Challenge ::
Filter the entries below, keeping every line that has the word "Dòlars".

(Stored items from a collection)
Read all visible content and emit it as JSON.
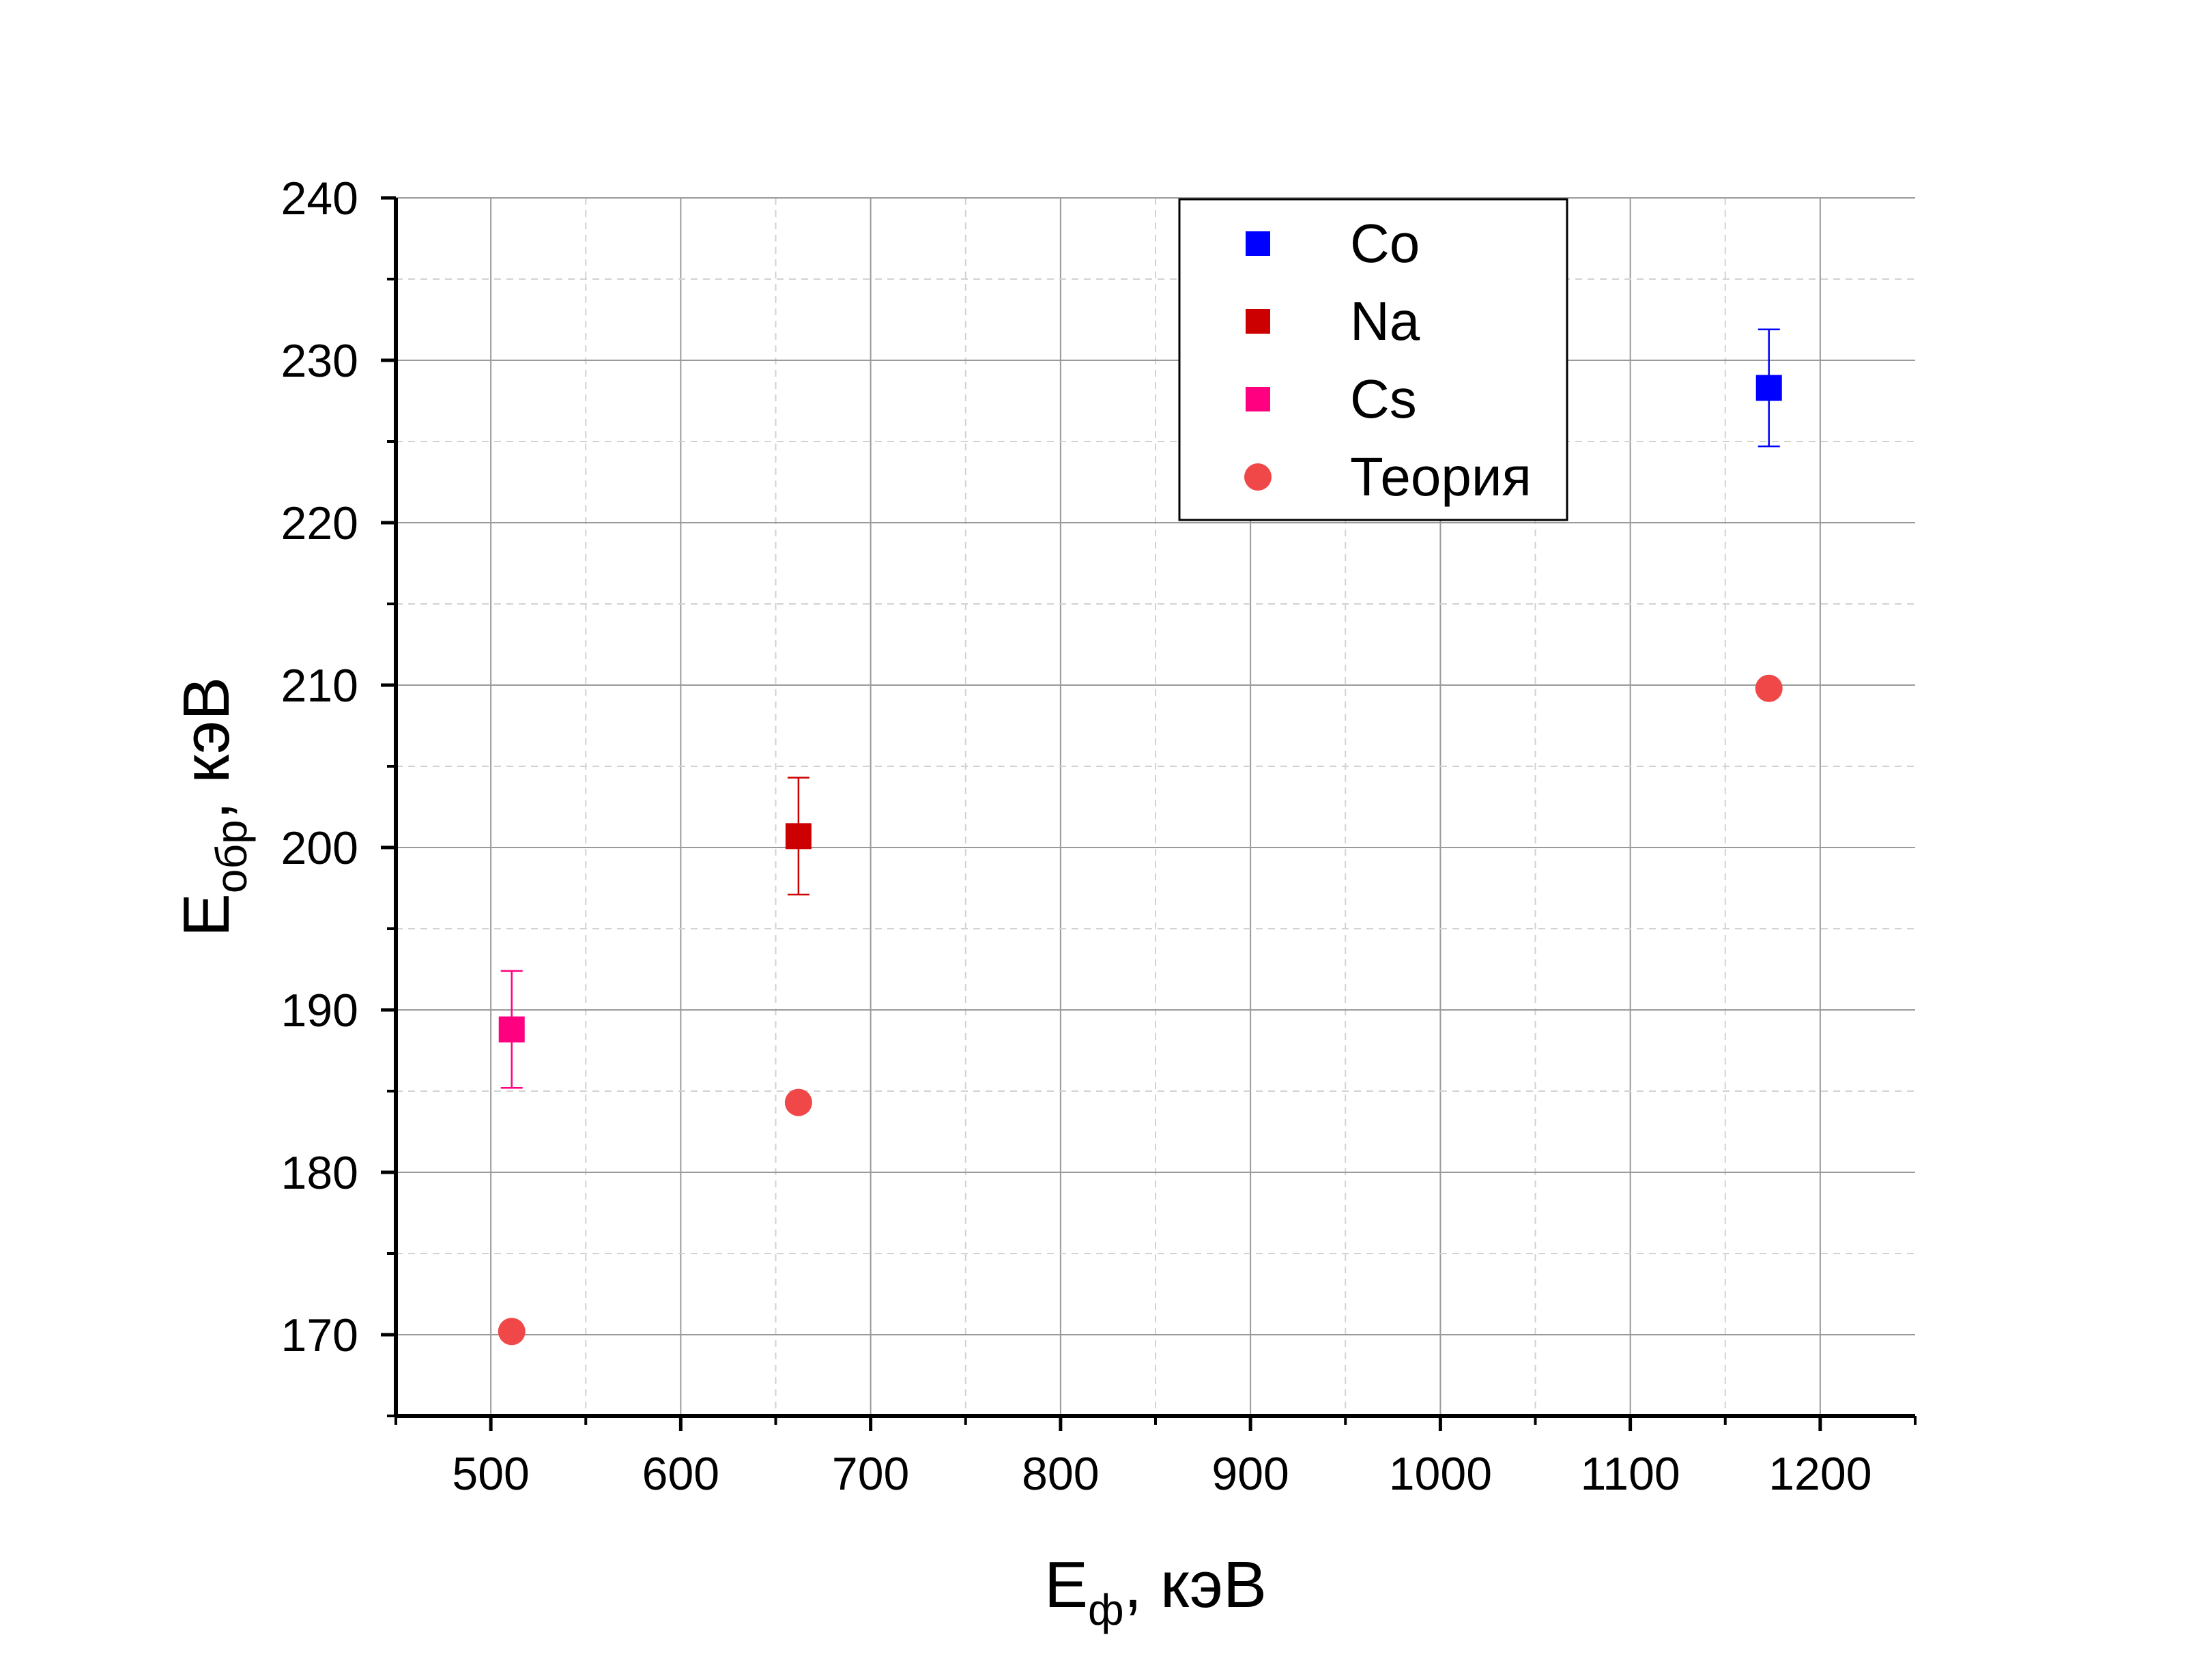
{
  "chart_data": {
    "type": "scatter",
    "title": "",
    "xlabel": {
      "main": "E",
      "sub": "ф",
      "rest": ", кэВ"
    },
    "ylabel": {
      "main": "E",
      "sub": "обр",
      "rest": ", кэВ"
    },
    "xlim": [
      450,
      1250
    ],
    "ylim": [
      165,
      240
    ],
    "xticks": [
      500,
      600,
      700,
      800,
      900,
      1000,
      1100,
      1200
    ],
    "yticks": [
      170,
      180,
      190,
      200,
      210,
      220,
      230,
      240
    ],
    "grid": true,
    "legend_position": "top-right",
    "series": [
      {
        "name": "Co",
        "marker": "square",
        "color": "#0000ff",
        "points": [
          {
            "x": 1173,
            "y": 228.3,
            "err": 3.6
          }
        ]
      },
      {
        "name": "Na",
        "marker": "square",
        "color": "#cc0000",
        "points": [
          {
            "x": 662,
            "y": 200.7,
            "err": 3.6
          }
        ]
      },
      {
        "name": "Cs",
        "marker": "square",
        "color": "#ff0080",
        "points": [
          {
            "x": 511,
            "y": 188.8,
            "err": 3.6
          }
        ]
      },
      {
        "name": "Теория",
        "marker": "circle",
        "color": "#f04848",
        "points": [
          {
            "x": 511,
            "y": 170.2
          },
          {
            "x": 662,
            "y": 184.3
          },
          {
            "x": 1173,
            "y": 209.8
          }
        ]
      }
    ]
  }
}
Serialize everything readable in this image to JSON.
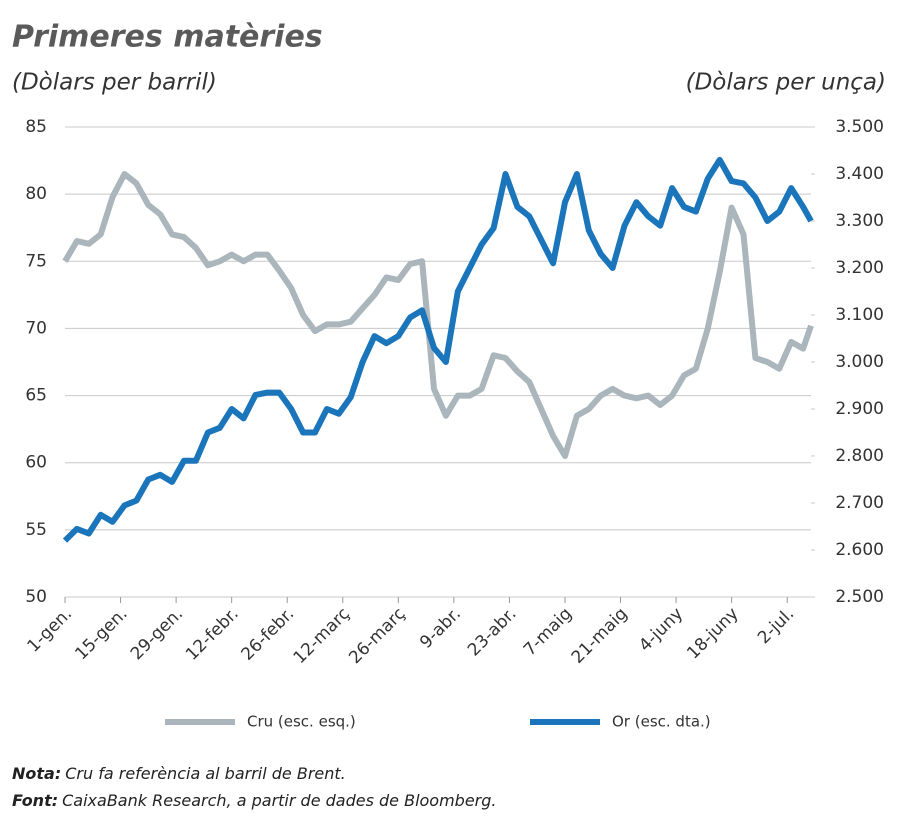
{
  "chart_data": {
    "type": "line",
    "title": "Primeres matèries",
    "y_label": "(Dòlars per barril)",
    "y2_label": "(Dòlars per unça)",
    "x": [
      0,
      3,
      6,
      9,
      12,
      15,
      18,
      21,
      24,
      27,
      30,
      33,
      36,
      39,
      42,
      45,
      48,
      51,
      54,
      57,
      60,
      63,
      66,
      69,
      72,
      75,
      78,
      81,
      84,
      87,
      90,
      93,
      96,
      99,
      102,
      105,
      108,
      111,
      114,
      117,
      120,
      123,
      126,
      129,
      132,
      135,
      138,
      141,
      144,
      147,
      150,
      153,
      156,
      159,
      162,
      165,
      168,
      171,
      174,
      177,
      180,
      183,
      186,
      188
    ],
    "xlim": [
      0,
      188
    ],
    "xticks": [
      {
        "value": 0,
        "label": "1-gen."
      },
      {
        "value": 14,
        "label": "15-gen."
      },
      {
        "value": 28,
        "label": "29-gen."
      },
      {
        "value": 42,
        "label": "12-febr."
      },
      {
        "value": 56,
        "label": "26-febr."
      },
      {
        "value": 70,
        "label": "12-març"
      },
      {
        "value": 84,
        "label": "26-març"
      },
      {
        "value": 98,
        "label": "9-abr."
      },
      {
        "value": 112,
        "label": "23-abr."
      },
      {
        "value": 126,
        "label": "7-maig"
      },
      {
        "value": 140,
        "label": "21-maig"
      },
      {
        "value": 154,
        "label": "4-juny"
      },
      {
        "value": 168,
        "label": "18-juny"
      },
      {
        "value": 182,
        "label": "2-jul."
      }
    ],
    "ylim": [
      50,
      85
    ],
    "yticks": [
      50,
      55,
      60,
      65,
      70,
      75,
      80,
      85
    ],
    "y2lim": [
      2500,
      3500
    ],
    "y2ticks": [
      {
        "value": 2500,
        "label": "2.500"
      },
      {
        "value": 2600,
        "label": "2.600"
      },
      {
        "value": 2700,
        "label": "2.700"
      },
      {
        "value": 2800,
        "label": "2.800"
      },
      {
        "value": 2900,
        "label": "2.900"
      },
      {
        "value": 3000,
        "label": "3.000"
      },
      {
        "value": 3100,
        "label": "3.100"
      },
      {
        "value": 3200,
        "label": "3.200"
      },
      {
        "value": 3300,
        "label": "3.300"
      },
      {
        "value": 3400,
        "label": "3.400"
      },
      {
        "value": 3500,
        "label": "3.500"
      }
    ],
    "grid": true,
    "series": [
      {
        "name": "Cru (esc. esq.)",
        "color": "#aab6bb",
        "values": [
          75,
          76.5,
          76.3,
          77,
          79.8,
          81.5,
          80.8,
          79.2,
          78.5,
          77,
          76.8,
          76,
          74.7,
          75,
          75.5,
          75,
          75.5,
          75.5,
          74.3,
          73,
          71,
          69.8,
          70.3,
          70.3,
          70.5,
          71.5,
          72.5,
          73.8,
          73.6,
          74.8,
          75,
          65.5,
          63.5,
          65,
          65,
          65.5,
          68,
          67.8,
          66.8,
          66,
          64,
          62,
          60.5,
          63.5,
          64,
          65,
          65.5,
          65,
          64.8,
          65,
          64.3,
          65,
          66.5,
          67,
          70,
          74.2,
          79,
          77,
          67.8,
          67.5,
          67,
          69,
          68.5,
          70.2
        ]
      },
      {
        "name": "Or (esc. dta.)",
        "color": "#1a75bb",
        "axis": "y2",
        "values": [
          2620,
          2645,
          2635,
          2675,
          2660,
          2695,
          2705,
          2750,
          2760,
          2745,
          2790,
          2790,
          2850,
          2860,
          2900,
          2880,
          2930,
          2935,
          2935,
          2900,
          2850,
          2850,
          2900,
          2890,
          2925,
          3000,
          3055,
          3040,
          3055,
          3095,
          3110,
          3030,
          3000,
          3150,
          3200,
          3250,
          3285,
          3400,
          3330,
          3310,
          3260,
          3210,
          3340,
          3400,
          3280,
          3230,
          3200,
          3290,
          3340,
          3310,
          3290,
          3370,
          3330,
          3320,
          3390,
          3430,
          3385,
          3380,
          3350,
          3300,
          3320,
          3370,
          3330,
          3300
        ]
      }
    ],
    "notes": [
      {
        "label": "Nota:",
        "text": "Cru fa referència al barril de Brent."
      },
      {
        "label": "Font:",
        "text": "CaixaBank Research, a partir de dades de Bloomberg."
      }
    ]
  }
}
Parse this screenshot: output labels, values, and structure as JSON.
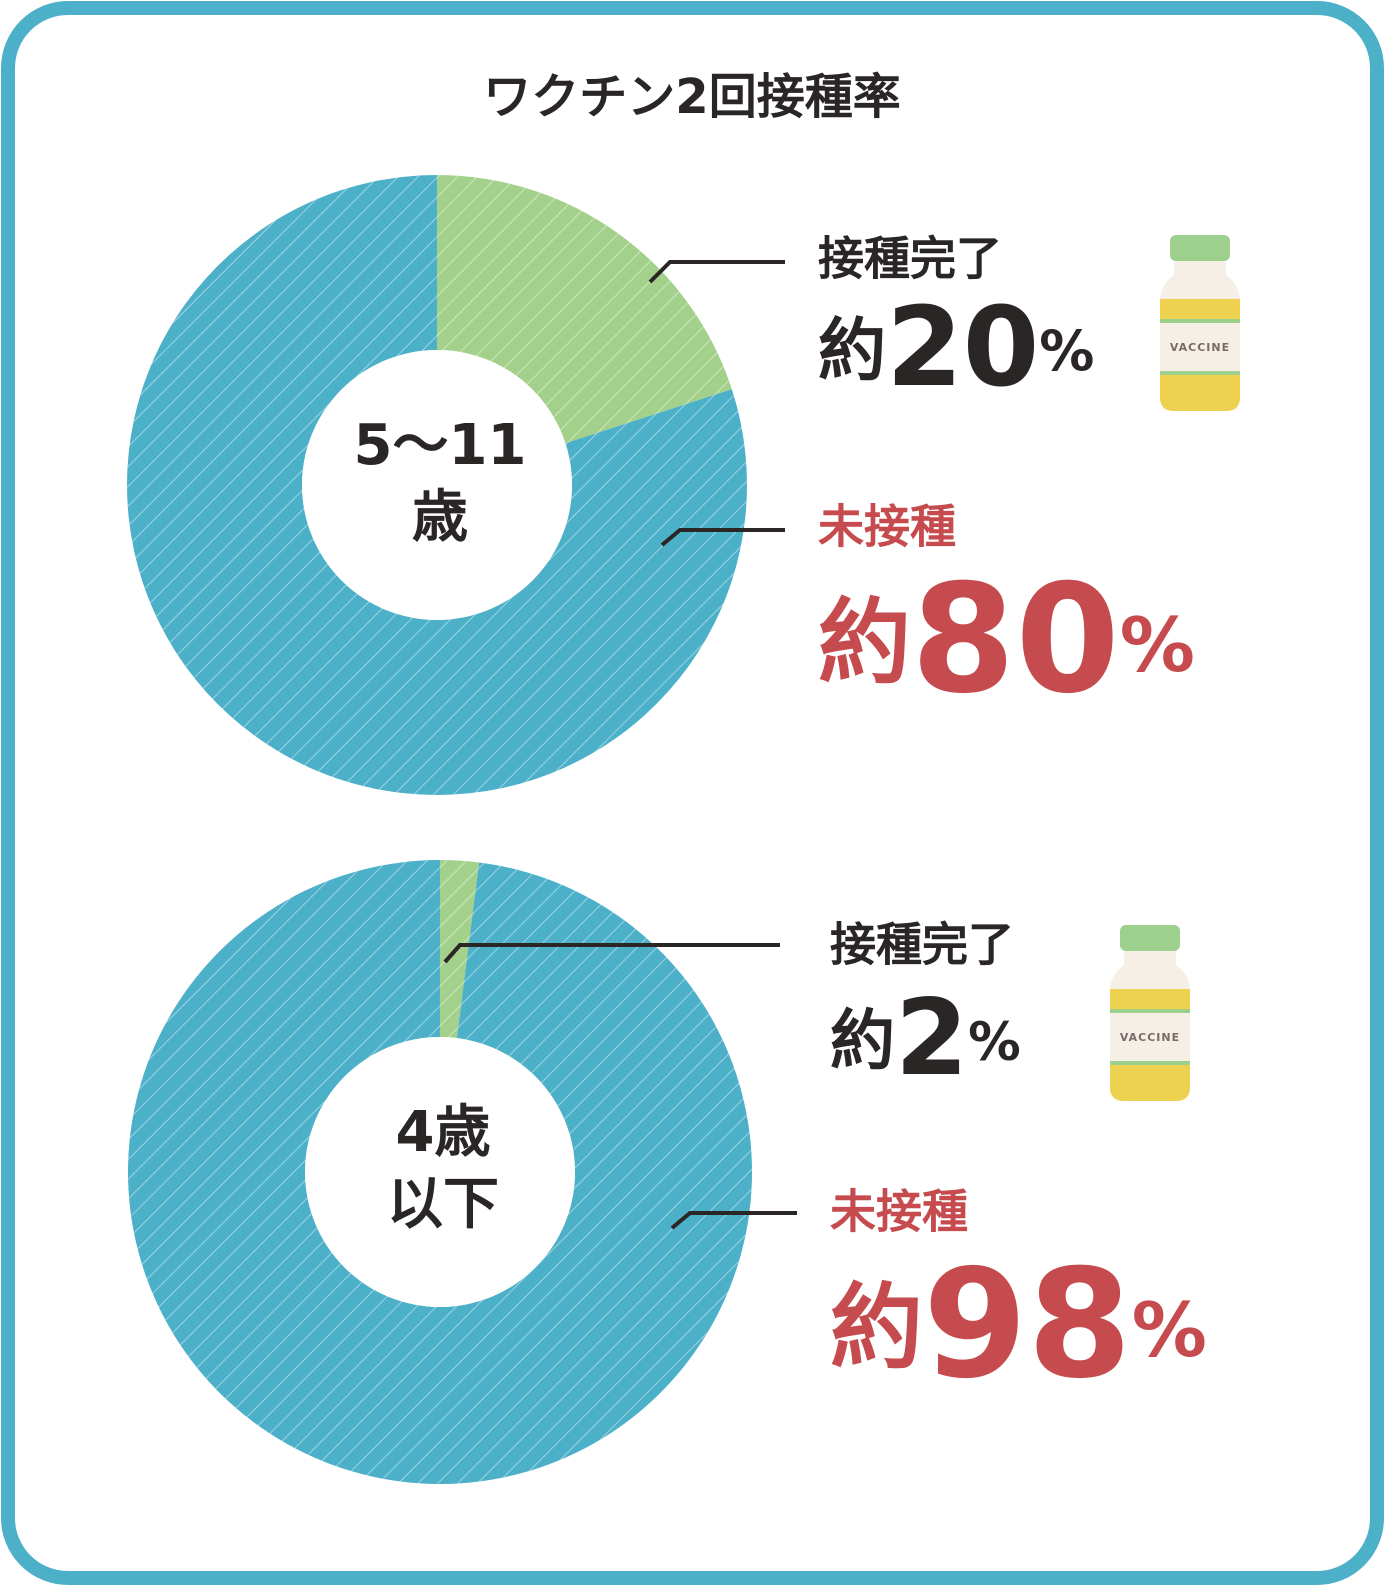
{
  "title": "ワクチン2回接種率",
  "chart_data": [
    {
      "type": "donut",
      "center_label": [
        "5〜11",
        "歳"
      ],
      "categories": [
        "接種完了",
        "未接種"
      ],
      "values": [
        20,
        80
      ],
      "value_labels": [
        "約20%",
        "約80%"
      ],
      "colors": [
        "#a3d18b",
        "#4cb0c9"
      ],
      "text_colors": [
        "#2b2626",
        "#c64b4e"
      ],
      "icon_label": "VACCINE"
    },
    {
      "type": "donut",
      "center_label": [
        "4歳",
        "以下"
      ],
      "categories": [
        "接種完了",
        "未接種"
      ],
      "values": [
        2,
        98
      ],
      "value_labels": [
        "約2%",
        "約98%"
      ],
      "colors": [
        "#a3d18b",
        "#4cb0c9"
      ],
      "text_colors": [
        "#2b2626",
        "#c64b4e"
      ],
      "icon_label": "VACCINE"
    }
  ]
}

Response to this task ::
    "y_label": "(Dòlars per barril)",
    "y2_label": "(Dòlars per unça)",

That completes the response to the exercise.